**Exercise objective:** Copy out every line in which the string "subtitle" occurs.

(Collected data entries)

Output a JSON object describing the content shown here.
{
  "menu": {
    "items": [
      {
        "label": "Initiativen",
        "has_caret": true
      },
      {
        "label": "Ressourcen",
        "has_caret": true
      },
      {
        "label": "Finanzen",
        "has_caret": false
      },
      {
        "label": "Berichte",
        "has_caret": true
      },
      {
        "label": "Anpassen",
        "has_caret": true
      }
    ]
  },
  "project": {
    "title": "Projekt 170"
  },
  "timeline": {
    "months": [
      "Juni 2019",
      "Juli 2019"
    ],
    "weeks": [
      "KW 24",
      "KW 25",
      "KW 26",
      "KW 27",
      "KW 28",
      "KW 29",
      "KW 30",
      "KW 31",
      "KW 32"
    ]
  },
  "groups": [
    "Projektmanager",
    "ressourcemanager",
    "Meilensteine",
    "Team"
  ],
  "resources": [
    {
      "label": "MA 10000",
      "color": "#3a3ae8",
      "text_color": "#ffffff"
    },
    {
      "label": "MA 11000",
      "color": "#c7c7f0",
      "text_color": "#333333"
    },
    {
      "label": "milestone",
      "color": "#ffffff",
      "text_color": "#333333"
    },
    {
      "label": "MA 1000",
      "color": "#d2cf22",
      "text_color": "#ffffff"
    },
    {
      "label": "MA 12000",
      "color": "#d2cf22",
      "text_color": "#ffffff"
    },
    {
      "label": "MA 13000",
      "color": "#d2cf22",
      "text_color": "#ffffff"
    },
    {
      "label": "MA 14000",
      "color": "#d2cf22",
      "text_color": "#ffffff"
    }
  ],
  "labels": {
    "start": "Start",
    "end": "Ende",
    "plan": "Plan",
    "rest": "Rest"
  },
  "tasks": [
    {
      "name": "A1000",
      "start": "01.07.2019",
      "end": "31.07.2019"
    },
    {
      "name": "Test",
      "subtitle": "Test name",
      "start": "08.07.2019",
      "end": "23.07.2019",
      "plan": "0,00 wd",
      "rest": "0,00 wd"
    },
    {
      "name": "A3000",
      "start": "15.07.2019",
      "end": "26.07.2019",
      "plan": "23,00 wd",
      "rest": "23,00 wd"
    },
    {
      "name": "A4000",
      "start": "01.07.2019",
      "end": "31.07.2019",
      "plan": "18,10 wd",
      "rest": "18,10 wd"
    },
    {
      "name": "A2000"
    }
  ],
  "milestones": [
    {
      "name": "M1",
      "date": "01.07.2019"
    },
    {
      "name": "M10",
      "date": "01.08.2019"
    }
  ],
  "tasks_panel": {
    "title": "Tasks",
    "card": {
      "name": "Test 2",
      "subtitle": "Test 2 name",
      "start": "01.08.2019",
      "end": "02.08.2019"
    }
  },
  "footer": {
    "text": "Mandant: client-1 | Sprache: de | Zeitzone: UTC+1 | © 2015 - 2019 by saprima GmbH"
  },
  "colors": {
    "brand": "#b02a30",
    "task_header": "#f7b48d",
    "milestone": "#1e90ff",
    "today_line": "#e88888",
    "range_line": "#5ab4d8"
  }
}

**Result:**
      "subtitle": "Test name",
      "subtitle": "Test 2 name",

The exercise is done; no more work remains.